** start Supplied material **

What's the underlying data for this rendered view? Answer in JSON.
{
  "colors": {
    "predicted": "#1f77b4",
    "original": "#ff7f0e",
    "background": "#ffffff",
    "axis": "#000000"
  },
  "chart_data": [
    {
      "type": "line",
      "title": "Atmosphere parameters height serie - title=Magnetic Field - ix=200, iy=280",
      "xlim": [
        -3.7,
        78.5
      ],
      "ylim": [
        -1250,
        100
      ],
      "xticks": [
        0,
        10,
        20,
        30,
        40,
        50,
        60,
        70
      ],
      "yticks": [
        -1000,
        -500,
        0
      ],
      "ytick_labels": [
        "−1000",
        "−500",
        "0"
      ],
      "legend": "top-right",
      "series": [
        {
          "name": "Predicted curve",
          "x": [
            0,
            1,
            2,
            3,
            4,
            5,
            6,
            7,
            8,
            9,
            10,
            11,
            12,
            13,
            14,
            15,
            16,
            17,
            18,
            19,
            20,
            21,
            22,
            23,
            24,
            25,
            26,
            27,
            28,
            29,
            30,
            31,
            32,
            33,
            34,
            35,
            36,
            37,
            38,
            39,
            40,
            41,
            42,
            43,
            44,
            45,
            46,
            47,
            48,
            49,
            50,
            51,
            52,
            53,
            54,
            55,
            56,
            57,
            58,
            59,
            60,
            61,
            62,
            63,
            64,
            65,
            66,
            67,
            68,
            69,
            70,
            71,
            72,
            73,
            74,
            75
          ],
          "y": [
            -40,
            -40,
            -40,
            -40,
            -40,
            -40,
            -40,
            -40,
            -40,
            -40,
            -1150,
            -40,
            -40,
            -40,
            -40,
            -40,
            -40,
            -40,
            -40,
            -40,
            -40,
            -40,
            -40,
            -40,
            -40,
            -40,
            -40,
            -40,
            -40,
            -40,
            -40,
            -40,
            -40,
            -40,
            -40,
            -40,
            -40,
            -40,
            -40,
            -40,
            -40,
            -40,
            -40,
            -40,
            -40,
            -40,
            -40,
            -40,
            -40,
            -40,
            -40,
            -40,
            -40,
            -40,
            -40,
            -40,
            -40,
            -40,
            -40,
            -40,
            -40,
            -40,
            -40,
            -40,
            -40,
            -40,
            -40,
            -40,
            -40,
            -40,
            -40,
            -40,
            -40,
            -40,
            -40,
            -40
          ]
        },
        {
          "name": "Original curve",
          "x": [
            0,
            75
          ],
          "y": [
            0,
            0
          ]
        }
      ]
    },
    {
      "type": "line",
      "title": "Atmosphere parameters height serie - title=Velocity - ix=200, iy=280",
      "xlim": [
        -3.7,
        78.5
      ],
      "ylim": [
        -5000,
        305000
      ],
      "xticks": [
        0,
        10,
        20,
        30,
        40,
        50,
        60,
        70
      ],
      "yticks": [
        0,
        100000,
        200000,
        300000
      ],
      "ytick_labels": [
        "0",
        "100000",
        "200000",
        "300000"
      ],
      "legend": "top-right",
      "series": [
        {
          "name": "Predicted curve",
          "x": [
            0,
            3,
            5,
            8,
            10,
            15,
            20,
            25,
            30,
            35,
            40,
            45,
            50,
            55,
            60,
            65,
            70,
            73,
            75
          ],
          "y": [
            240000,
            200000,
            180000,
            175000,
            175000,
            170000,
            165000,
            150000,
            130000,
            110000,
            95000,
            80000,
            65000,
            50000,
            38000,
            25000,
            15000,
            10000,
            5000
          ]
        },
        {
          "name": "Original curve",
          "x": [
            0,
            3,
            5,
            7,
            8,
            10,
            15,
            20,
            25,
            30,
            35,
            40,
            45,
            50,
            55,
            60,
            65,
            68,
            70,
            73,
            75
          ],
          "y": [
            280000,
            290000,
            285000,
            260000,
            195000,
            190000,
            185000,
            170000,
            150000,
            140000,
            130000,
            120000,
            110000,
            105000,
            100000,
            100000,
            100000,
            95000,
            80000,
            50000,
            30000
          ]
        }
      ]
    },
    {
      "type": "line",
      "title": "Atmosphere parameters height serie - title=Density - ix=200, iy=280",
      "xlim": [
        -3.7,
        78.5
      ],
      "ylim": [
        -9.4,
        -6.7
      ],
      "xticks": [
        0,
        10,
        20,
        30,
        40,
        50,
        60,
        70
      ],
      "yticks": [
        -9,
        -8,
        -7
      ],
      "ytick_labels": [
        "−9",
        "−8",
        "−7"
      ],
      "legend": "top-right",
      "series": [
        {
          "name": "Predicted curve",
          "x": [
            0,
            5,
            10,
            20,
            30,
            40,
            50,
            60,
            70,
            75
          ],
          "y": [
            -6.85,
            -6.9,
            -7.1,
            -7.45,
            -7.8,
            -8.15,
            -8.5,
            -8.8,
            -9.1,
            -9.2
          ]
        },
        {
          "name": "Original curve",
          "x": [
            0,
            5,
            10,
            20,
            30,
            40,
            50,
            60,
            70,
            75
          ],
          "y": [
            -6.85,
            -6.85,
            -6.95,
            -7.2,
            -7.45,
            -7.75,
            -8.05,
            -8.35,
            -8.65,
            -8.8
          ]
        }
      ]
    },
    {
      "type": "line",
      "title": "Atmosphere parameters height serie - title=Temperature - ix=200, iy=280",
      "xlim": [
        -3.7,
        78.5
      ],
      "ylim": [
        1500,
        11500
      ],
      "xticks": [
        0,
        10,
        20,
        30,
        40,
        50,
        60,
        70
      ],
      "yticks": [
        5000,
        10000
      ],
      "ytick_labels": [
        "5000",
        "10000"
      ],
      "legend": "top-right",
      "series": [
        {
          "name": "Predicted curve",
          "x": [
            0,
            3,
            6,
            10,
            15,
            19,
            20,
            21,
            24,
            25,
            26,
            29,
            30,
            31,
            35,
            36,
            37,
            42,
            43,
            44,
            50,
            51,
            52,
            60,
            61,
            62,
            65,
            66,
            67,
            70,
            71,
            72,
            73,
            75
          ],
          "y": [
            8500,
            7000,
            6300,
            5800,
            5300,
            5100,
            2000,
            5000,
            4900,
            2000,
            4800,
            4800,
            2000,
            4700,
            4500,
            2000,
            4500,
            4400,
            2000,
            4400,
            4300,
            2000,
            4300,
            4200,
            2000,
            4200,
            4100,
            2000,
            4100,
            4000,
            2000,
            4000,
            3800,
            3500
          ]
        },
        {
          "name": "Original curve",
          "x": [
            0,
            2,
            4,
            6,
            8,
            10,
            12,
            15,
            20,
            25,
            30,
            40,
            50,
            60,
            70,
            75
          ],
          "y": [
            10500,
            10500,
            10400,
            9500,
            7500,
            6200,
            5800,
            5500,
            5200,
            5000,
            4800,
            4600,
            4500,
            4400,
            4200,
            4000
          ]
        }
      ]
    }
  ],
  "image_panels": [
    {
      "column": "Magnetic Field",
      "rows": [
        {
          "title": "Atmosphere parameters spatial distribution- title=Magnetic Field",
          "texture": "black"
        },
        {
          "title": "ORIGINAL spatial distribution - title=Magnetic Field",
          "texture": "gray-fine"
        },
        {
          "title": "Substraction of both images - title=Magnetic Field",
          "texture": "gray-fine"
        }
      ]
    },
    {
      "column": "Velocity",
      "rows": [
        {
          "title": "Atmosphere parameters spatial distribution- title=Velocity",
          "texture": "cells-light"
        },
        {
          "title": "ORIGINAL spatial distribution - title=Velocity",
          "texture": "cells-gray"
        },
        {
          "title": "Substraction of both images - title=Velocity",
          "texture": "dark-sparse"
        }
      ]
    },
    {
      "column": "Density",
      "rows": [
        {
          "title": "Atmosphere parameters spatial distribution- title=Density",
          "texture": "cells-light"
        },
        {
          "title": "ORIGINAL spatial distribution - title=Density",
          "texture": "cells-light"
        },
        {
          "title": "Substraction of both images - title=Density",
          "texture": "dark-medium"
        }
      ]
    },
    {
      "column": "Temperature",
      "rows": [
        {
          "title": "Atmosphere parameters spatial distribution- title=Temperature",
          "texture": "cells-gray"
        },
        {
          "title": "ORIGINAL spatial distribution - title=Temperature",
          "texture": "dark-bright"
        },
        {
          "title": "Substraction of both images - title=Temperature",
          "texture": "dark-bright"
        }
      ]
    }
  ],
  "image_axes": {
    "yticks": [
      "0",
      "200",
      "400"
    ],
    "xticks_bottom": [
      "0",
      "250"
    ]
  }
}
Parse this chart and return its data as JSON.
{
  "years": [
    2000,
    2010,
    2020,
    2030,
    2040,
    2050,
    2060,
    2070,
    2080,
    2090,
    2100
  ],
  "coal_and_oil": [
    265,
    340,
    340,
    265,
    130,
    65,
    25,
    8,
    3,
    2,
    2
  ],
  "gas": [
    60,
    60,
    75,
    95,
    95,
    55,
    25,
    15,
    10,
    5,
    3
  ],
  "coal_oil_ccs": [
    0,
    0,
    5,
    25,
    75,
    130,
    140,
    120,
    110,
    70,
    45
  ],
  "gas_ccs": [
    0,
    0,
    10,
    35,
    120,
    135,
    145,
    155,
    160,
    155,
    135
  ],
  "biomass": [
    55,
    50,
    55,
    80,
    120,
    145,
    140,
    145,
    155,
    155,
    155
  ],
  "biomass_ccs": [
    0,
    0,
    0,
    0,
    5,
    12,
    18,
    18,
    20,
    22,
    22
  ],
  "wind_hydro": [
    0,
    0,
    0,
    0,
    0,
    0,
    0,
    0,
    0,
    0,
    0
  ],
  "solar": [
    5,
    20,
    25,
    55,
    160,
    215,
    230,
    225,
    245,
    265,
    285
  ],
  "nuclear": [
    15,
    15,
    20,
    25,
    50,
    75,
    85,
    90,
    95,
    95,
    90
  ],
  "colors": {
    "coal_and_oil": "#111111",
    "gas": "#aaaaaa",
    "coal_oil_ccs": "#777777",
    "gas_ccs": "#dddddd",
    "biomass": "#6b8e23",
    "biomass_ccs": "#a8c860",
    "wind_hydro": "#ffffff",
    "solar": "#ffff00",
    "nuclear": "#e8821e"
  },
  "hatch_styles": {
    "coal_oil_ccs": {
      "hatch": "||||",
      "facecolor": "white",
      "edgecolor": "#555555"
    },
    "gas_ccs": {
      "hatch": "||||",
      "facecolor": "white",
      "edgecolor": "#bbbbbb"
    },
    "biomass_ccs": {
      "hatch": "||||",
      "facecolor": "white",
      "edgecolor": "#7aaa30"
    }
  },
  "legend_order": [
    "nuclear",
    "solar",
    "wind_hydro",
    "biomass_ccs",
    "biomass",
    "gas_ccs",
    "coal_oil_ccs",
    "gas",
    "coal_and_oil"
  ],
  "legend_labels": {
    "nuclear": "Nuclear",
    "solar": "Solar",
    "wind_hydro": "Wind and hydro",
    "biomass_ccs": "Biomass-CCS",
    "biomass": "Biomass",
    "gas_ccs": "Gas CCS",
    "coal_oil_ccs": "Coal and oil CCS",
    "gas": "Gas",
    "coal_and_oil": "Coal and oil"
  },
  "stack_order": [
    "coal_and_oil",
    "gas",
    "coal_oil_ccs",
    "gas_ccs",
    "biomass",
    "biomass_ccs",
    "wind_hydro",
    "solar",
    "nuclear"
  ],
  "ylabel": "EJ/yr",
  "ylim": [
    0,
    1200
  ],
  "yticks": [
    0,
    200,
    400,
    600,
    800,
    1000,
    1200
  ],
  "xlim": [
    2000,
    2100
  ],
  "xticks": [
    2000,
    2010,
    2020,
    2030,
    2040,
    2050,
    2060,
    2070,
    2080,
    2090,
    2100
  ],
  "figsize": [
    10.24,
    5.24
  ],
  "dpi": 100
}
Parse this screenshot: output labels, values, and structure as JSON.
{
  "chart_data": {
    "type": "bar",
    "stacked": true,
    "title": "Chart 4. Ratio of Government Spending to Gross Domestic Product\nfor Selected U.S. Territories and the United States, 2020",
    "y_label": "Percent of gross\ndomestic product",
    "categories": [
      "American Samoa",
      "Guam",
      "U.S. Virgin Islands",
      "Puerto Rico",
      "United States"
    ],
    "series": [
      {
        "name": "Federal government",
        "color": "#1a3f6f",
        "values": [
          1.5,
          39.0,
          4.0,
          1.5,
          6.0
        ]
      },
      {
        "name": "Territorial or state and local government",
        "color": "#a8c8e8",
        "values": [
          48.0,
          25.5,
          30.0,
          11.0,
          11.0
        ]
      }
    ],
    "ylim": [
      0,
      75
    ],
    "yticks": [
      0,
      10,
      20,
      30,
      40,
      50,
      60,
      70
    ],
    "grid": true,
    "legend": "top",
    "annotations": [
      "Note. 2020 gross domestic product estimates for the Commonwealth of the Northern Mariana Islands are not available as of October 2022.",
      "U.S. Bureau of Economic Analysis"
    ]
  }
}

** end Supplied material **

Problem requirements: Write out only what runs from the line holding "Parse this screenshot: output" through the last line of the records, exactly as shown.

Response to the exercise:
Parse this screenshot: output labels, values, and structure as JSON.
{
  "chart_data": {
    "type": "bar",
    "stacked": true,
    "title": "Chart 4. Ratio of Government Spending to Gross Domestic Product\nfor Selected U.S. Territories and the United States, 2020",
    "y_label": "Percent of gross\ndomestic product",
    "categories": [
      "American Samoa",
      "Guam",
      "U.S. Virgin Islands",
      "Puerto Rico",
      "United States"
    ],
    "series": [
      {
        "name": "Federal government",
        "color": "#1a3f6f",
        "values": [
          1.5,
          39.0,
          4.0,
          1.5,
          6.0
        ]
      },
      {
        "name": "Territorial or state and local government",
        "color": "#a8c8e8",
        "values": [
          48.0,
          25.5,
          30.0,
          11.0,
          11.0
        ]
      }
    ],
    "ylim": [
      0,
      75
    ],
    "yticks": [
      0,
      10,
      20,
      30,
      40,
      50,
      60,
      70
    ],
    "grid": true,
    "legend": "top",
    "annotations": [
      "Note. 2020 gross domestic product estimates for the Commonwealth of the Northern Mariana Islands are not available as of October 2022.",
      "U.S. Bureau of Economic Analysis"
    ]
  }
}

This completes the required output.